── SOURCE MATERIAL ──

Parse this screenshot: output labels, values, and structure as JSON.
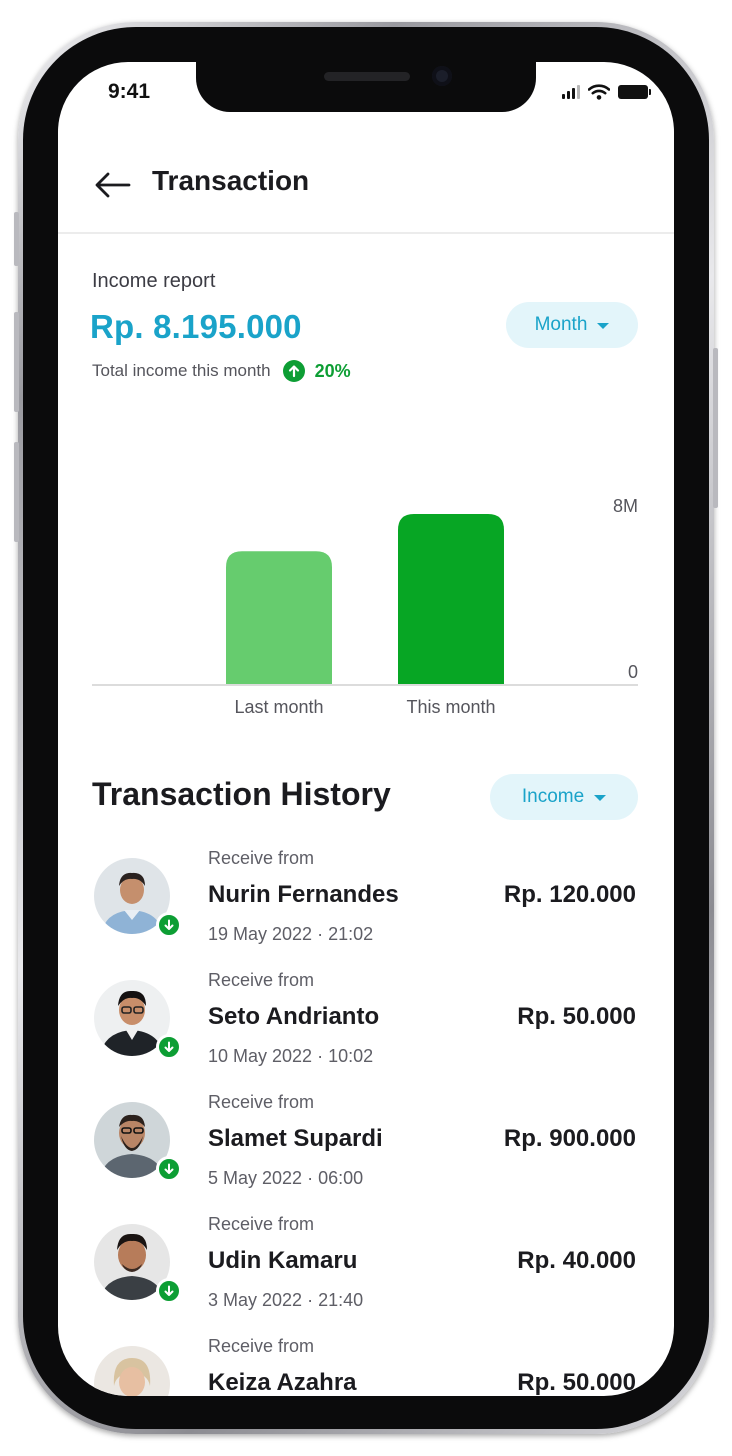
{
  "status_bar": {
    "time": "9:41"
  },
  "header": {
    "title": "Transaction",
    "back_icon": "arrow-left-icon"
  },
  "income_report": {
    "label": "Income report",
    "amount": "Rp. 8.195.000",
    "subtitle": "Total income this month",
    "change_icon": "arrow-up-circle-icon",
    "change_percent": "20%",
    "period_filter": "Month"
  },
  "chart_data": {
    "type": "bar",
    "categories": [
      "Last month",
      "This month"
    ],
    "values": [
      6.4,
      8.195
    ],
    "unit": "M",
    "ylim": [
      0,
      8.195
    ],
    "y_tick_labels": [
      {
        "value": 8,
        "label": "8M"
      },
      {
        "value": 0,
        "label": "0"
      }
    ],
    "colors": [
      "#66cc6e",
      "#07a624"
    ],
    "grid": false
  },
  "history": {
    "title": "Transaction History",
    "type_filter": "Income",
    "items": [
      {
        "kind": "Receive from",
        "name": "Nurin Fernandes",
        "date": "19 May 2022",
        "time": "21:02",
        "amount": "Rp. 120.000"
      },
      {
        "kind": "Receive from",
        "name": "Seto Andrianto",
        "date": "10 May 2022",
        "time": "10:02",
        "amount": "Rp. 50.000"
      },
      {
        "kind": "Receive from",
        "name": "Slamet Supardi",
        "date": "5 May 2022",
        "time": "06:00",
        "amount": "Rp. 900.000"
      },
      {
        "kind": "Receive from",
        "name": "Udin Kamaru",
        "date": "3 May 2022",
        "time": "21:40",
        "amount": "Rp. 40.000"
      },
      {
        "kind": "Receive from",
        "name": "Keiza Azahra",
        "date": "",
        "time": "",
        "amount": "Rp. 50.000"
      }
    ]
  },
  "colors": {
    "accent": "#1aa3c9",
    "accent_bg": "#e3f5fa",
    "positive": "#0d9e34"
  }
}
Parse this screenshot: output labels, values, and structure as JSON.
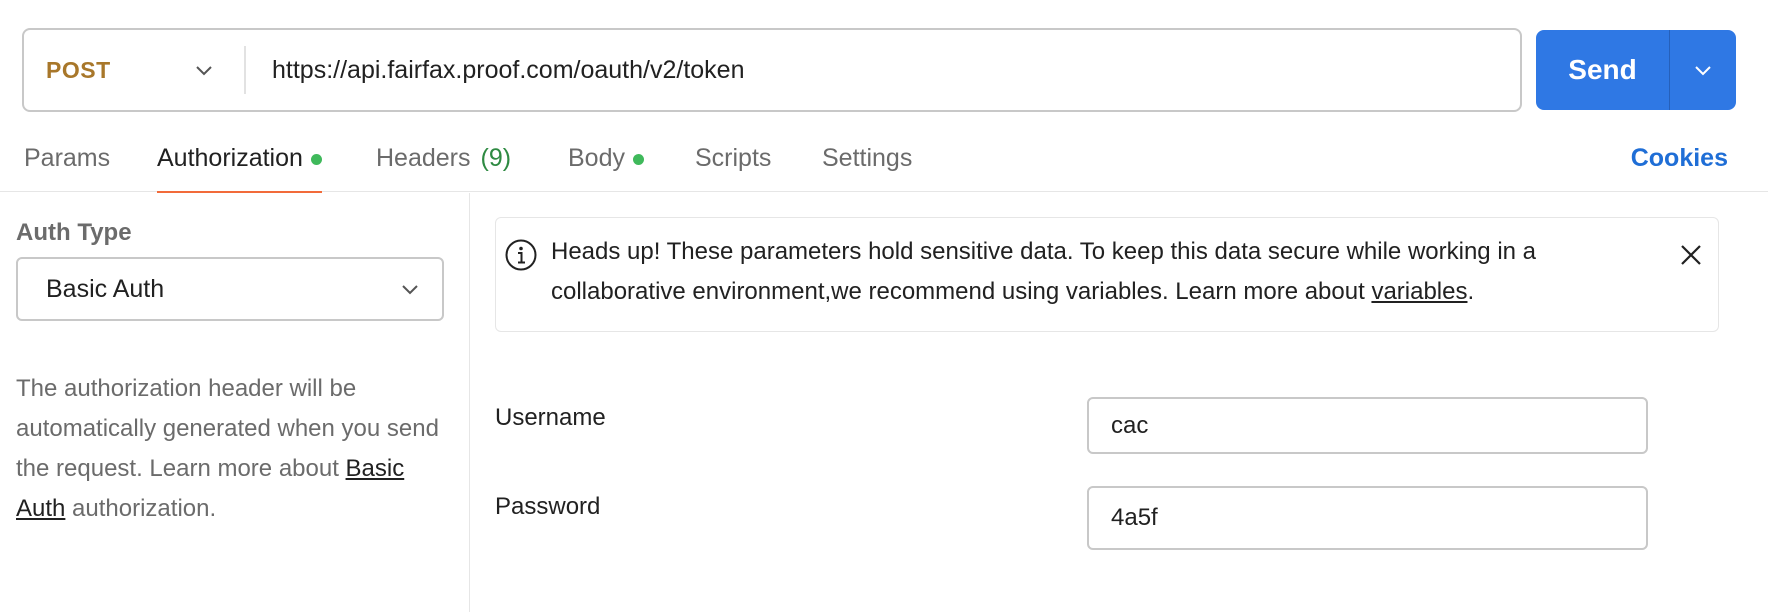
{
  "request": {
    "method": "POST",
    "url": "https://api.fairfax.proof.com/oauth/v2/token",
    "send_label": "Send"
  },
  "tabs": [
    {
      "label": "Params"
    },
    {
      "label": "Authorization",
      "dot": true
    },
    {
      "label": "Headers",
      "count": "(9)"
    },
    {
      "label": "Body",
      "dot": true
    },
    {
      "label": "Scripts"
    },
    {
      "label": "Settings"
    }
  ],
  "active_tab": "Authorization",
  "cookies_label": "Cookies",
  "auth": {
    "type_label": "Auth Type",
    "type_value": "Basic Auth",
    "desc_pre": "The authorization header will be automatically generated when you send the request. Learn more about ",
    "desc_link": "Basic Auth",
    "desc_post": " authorization."
  },
  "alert": {
    "text": "Heads up! These parameters hold sensitive data. To keep this data secure while working in a collaborative environment,we recommend using variables. Learn more about ",
    "link": "variables",
    "end": "."
  },
  "fields": {
    "username_label": "Username",
    "username_value": "cac",
    "password_label": "Password",
    "password_value": "4a5f"
  },
  "colors": {
    "method": "#a8772a",
    "send": "#2f78e4",
    "active_tab_underline": "#f26b3a",
    "dot": "#3fb95b",
    "cookies": "#1f6ed6"
  },
  "icons": [
    "chevron-down-icon",
    "info-icon",
    "close-icon"
  ]
}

───

• PROBLEM: Make a verbatim copy of all the entries and strip out the pictures.

• THE OUTPUT:
Parse this screenshot: output labels, values, and structure as JSON.
{
  "status_bar": {
    "time": "9:41"
  },
  "header": {
    "title": "Transaction",
    "back_icon": "arrow-left-icon"
  },
  "income_report": {
    "label": "Income report",
    "amount": "Rp. 8.195.000",
    "subtitle": "Total income this month",
    "change_icon": "arrow-up-circle-icon",
    "change_percent": "20%",
    "period_filter": "Month"
  },
  "chart_data": {
    "type": "bar",
    "categories": [
      "Last month",
      "This month"
    ],
    "values": [
      6.4,
      8.195
    ],
    "unit": "M",
    "ylim": [
      0,
      8.195
    ],
    "y_tick_labels": [
      {
        "value": 8,
        "label": "8M"
      },
      {
        "value": 0,
        "label": "0"
      }
    ],
    "colors": [
      "#66cc6e",
      "#07a624"
    ],
    "grid": false
  },
  "history": {
    "title": "Transaction History",
    "type_filter": "Income",
    "items": [
      {
        "kind": "Receive from",
        "name": "Nurin Fernandes",
        "date": "19 May 2022",
        "time": "21:02",
        "amount": "Rp. 120.000"
      },
      {
        "kind": "Receive from",
        "name": "Seto Andrianto",
        "date": "10 May 2022",
        "time": "10:02",
        "amount": "Rp. 50.000"
      },
      {
        "kind": "Receive from",
        "name": "Slamet Supardi",
        "date": "5 May 2022",
        "time": "06:00",
        "amount": "Rp. 900.000"
      },
      {
        "kind": "Receive from",
        "name": "Udin Kamaru",
        "date": "3 May 2022",
        "time": "21:40",
        "amount": "Rp. 40.000"
      },
      {
        "kind": "Receive from",
        "name": "Keiza Azahra",
        "date": "",
        "time": "",
        "amount": "Rp. 50.000"
      }
    ]
  },
  "colors": {
    "accent": "#1aa3c9",
    "accent_bg": "#e3f5fa",
    "positive": "#0d9e34"
  }
}
Parse this screenshot: output labels, values, and structure as JSON.
{
  "request": {
    "method": "POST",
    "url": "https://api.fairfax.proof.com/oauth/v2/token",
    "send_label": "Send"
  },
  "tabs": [
    {
      "label": "Params"
    },
    {
      "label": "Authorization",
      "dot": true
    },
    {
      "label": "Headers",
      "count": "(9)"
    },
    {
      "label": "Body",
      "dot": true
    },
    {
      "label": "Scripts"
    },
    {
      "label": "Settings"
    }
  ],
  "active_tab": "Authorization",
  "cookies_label": "Cookies",
  "auth": {
    "type_label": "Auth Type",
    "type_value": "Basic Auth",
    "desc_pre": "The authorization header will be automatically generated when you send the request. Learn more about ",
    "desc_link": "Basic Auth",
    "desc_post": " authorization."
  },
  "alert": {
    "text": "Heads up! These parameters hold sensitive data. To keep this data secure while working in a collaborative environment,we recommend using variables. Learn more about ",
    "link": "variables",
    "end": "."
  },
  "fields": {
    "username_label": "Username",
    "username_value": "cac",
    "password_label": "Password",
    "password_value": "4a5f"
  },
  "colors": {
    "method": "#a8772a",
    "send": "#2f78e4",
    "active_tab_underline": "#f26b3a",
    "dot": "#3fb95b",
    "cookies": "#1f6ed6"
  },
  "icons": [
    "chevron-down-icon",
    "info-icon",
    "close-icon"
  ]
}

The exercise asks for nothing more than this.